§ **ASSIGNMENT**
Restate every entry word for word.

§ **RECORD SET**
========
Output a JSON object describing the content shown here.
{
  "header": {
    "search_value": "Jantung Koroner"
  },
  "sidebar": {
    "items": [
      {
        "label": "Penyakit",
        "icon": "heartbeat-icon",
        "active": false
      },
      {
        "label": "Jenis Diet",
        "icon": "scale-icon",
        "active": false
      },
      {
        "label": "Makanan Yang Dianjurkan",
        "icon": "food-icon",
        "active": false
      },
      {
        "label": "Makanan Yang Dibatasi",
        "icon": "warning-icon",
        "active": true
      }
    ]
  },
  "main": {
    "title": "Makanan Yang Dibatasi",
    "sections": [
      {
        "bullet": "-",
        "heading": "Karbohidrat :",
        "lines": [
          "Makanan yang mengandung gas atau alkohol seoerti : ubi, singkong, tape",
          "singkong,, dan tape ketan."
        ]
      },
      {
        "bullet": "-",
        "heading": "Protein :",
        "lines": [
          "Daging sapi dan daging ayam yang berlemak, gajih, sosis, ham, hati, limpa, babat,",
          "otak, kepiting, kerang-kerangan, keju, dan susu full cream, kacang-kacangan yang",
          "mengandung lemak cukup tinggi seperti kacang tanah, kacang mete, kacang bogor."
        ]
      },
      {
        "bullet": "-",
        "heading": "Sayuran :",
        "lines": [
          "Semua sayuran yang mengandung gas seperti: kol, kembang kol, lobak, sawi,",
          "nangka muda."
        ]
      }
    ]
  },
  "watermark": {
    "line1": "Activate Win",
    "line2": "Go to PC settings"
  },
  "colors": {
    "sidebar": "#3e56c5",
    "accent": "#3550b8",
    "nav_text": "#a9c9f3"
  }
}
========
§ **TASK RESULT**
Output a JSON object describing the content shown here.
{
  "header": {
    "search_value": "Jantung Koroner"
  },
  "sidebar": {
    "items": [
      {
        "label": "Penyakit",
        "icon": "heartbeat-icon",
        "active": false
      },
      {
        "label": "Jenis Diet",
        "icon": "scale-icon",
        "active": false
      },
      {
        "label": "Makanan Yang Dianjurkan",
        "icon": "food-icon",
        "active": false
      },
      {
        "label": "Makanan Yang Dibatasi",
        "icon": "warning-icon",
        "active": true
      }
    ]
  },
  "main": {
    "title": "Makanan Yang Dibatasi",
    "sections": [
      {
        "bullet": "-",
        "heading": "Karbohidrat :",
        "lines": [
          "Makanan yang mengandung gas atau alkohol seoerti : ubi, singkong, tape",
          "singkong,, dan tape ketan."
        ]
      },
      {
        "bullet": "-",
        "heading": "Protein :",
        "lines": [
          "Daging sapi dan daging ayam yang berlemak, gajih, sosis, ham, hati, limpa, babat,",
          "otak, kepiting, kerang-kerangan, keju, dan susu full cream, kacang-kacangan yang",
          "mengandung lemak cukup tinggi seperti kacang tanah, kacang mete, kacang bogor."
        ]
      },
      {
        "bullet": "-",
        "heading": "Sayuran :",
        "lines": [
          "Semua sayuran yang mengandung gas seperti: kol, kembang kol, lobak, sawi,",
          "nangka muda."
        ]
      }
    ]
  },
  "watermark": {
    "line1": "Activate Win",
    "line2": "Go to PC settings"
  },
  "colors": {
    "sidebar": "#3e56c5",
    "accent": "#3550b8",
    "nav_text": "#a9c9f3"
  }
}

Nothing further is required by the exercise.